··· Dataset records
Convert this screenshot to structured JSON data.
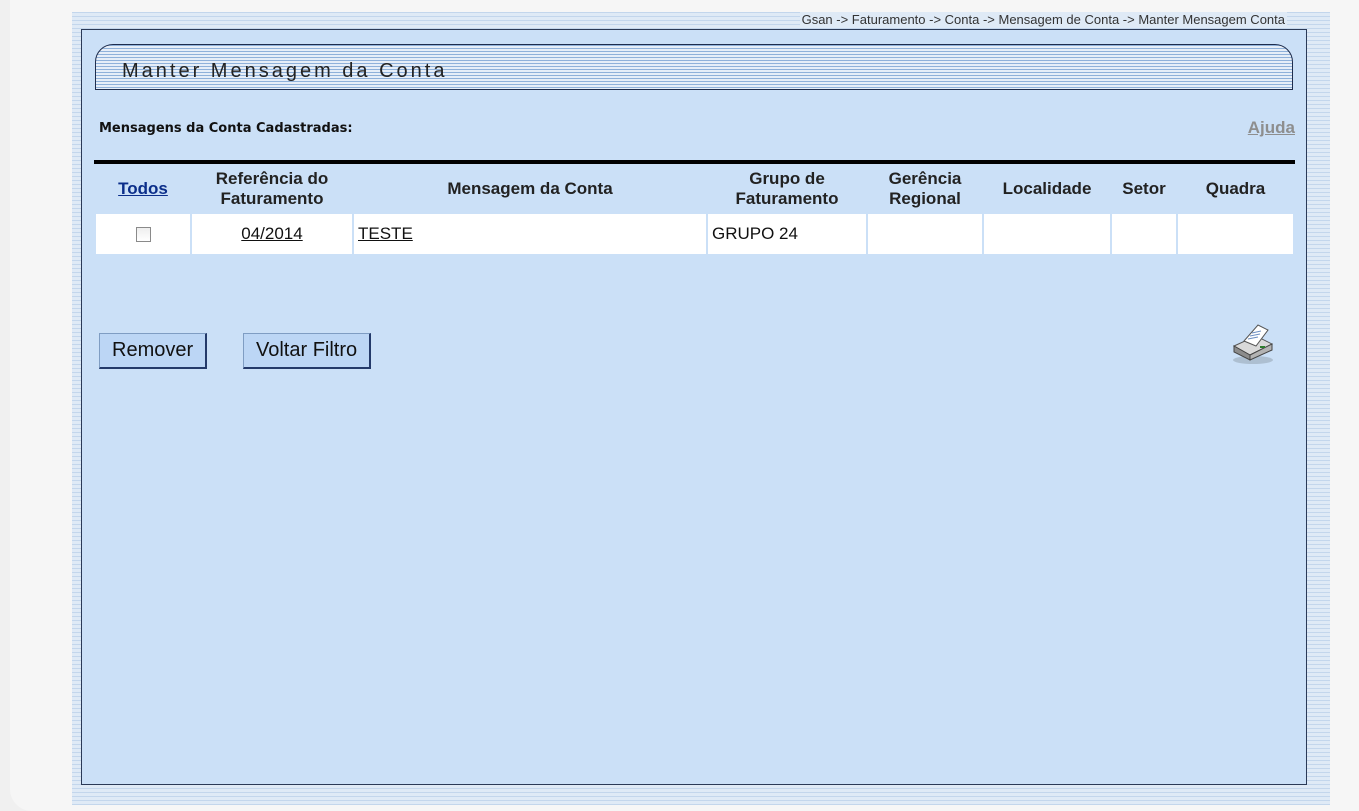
{
  "breadcrumb": "Gsan -> Faturamento -> Conta -> Mensagem de Conta -> Manter Mensagem Conta",
  "panel": {
    "title": "Manter Mensagem da Conta",
    "section_label": "Mensagens da Conta Cadastradas:",
    "help_link": "Ajuda"
  },
  "table": {
    "headers": {
      "todos": "Todos",
      "referencia": "Referência do Faturamento",
      "mensagem": "Mensagem da Conta",
      "grupo": "Grupo de Faturamento",
      "gerencia": "Gerência Regional",
      "localidade": "Localidade",
      "setor": "Setor",
      "quadra": "Quadra"
    },
    "rows": [
      {
        "checked": false,
        "referencia": "04/2014",
        "mensagem": "TESTE",
        "grupo": "GRUPO 24",
        "gerencia": "",
        "localidade": "",
        "setor": "",
        "quadra": ""
      }
    ]
  },
  "buttons": {
    "remover": "Remover",
    "voltar_filtro": "Voltar Filtro"
  },
  "icons": {
    "print": "printer-icon"
  },
  "colors": {
    "panel_bg": "#cbe0f7",
    "link_blue": "#0b2e8a",
    "button_bg": "#bcd6f5"
  }
}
······
**Stated exercise**
Search the records above for "Manter". Copy each line where it is found.

**Completed task**
  "breadcrumb": "Gsan -> Faturamento -> Conta -> Mensagem de Conta -> Manter Mensagem Conta",
    "title": "Manter Mensagem da Conta",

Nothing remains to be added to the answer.